WHAT TO WORK ON
Among the entries, which lines carry the string "культуры"? Copy each of them.

Data records:
>> Start

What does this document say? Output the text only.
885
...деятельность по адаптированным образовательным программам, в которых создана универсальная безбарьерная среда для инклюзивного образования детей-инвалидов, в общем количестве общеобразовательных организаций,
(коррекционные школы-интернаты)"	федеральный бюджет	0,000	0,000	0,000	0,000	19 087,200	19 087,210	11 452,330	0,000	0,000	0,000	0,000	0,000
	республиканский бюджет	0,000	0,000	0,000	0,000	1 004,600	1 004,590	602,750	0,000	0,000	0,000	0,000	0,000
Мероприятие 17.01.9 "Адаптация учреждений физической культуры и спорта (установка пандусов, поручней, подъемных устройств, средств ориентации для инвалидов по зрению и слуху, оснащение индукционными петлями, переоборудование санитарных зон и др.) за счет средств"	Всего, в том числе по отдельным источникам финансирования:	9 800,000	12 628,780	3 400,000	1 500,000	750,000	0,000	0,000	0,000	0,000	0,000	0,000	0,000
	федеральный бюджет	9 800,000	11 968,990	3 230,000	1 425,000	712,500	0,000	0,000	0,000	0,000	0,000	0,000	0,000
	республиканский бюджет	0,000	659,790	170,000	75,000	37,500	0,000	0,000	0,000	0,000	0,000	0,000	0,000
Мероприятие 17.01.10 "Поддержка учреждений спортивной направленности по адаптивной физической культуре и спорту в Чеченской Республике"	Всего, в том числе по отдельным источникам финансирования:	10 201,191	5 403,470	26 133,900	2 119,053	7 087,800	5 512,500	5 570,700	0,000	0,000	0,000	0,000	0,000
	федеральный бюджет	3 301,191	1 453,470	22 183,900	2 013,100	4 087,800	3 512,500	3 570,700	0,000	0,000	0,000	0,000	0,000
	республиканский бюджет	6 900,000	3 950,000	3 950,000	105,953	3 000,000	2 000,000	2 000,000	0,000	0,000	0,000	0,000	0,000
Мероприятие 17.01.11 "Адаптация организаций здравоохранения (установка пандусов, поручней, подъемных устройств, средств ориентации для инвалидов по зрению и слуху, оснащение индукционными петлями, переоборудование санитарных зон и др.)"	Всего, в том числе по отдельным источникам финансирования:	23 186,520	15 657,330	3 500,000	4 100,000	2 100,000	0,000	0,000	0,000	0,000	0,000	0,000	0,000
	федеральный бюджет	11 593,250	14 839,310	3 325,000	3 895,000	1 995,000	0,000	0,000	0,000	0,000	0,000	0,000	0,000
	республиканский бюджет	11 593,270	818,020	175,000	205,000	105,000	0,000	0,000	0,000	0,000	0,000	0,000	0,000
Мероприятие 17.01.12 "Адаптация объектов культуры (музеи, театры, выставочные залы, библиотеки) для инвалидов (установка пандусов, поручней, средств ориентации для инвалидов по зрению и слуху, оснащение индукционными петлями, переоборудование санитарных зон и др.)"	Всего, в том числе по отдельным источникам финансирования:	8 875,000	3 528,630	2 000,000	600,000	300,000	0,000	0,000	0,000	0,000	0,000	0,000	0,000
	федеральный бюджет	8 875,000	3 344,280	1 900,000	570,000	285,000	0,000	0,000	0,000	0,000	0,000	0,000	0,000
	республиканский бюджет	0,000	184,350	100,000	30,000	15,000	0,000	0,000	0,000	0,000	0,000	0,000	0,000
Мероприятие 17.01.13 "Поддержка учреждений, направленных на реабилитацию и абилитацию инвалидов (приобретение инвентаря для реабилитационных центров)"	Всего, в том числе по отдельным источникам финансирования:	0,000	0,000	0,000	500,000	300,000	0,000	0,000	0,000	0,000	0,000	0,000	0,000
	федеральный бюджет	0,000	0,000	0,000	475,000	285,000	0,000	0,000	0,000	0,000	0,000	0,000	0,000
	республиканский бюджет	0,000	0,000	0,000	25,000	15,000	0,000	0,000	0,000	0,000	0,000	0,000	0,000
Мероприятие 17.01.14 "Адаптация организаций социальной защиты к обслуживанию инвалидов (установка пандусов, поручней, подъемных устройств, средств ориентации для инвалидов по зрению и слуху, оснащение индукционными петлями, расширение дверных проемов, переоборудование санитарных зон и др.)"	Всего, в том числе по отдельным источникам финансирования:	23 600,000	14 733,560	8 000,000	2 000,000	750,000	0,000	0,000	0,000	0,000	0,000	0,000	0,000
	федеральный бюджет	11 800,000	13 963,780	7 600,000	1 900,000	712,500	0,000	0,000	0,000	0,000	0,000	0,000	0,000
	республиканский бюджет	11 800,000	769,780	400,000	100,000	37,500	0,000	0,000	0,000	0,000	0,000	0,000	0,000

>> End

REPLY
Мероприятие 17.01.9 "Адаптация учреждений физической культуры и спорта (установка пандусов, поручней, подъемных устройств, средств ориентации для инвалидов по зрению и слуху, оснащение индукционными петлями, переоборудование санитарных зон и др.) за счет средств"	Всего, в том числе по отдельным источникам финансирования:	9 800,000	12 628,780	3 400,000	1 500,000	750,000	0,000	0,000	0,000	0,000	0,000	0,000	0,000
Мероприятие 17.01.12 "Адаптация объектов культуры (музеи, театры, выставочные залы, библиотеки) для инвалидов (установка пандусов, поручней, средств ориентации для инвалидов по зрению и слуху, оснащение индукционными петлями, переоборудование санитарных зон и др.)"	Всего, в том числе по отдельным источникам финансирования:	8 875,000	3 528,630	2 000,000	600,000	300,000	0,000	0,000	0,000	0,000	0,000	0,000	0,000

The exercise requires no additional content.